━━ EXTRACTED MATERIAL
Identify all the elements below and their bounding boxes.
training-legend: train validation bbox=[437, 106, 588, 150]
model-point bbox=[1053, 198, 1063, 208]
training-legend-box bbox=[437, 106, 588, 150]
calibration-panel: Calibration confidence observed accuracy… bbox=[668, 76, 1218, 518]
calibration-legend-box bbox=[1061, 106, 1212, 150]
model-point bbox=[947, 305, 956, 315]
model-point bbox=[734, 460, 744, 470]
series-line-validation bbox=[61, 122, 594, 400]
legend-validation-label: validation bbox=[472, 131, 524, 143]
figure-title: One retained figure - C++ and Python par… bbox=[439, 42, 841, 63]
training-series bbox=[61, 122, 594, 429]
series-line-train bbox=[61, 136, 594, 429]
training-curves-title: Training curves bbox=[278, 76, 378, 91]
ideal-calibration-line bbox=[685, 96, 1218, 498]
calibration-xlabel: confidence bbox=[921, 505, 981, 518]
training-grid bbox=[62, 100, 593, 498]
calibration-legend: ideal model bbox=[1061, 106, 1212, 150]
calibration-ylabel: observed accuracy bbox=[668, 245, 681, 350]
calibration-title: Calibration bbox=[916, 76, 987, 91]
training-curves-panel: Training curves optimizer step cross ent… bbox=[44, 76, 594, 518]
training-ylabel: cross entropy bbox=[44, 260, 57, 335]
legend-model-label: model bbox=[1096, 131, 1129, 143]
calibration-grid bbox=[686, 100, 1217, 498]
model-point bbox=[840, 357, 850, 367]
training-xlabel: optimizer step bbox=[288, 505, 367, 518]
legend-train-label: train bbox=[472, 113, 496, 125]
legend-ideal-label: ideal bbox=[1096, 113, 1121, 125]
━━━━
■ **WHAT YOU HAVE TO DO**
Copy out every line of the listing above without changing anything.

■ **ANSWER TO THIS PROBLEM**
Identify all the elements below and their bounding boxes.
training-legend: train validation bbox=[437, 106, 588, 150]
model-point bbox=[1053, 198, 1063, 208]
training-legend-box bbox=[437, 106, 588, 150]
calibration-panel: Calibration confidence observed accuracy… bbox=[668, 76, 1218, 518]
calibration-legend-box bbox=[1061, 106, 1212, 150]
model-point bbox=[947, 305, 956, 315]
model-point bbox=[734, 460, 744, 470]
series-line-validation bbox=[61, 122, 594, 400]
legend-validation-label: validation bbox=[472, 131, 524, 143]
figure-title: One retained figure - C++ and Python par… bbox=[439, 42, 841, 63]
training-series bbox=[61, 122, 594, 429]
series-line-train bbox=[61, 136, 594, 429]
training-curves-title: Training curves bbox=[278, 76, 378, 91]
ideal-calibration-line bbox=[685, 96, 1218, 498]
calibration-xlabel: confidence bbox=[921, 505, 981, 518]
training-grid bbox=[62, 100, 593, 498]
calibration-legend: ideal model bbox=[1061, 106, 1212, 150]
calibration-ylabel: observed accuracy bbox=[668, 245, 681, 350]
calibration-title: Calibration bbox=[916, 76, 987, 91]
training-curves-panel: Training curves optimizer step cross ent… bbox=[44, 76, 594, 518]
training-ylabel: cross entropy bbox=[44, 260, 57, 335]
legend-model-label: model bbox=[1096, 131, 1129, 143]
calibration-grid bbox=[686, 100, 1217, 498]
model-point bbox=[840, 357, 850, 367]
training-xlabel: optimizer step bbox=[288, 505, 367, 518]
legend-train-label: train bbox=[472, 113, 496, 125]
legend-ideal-label: ideal bbox=[1096, 113, 1121, 125]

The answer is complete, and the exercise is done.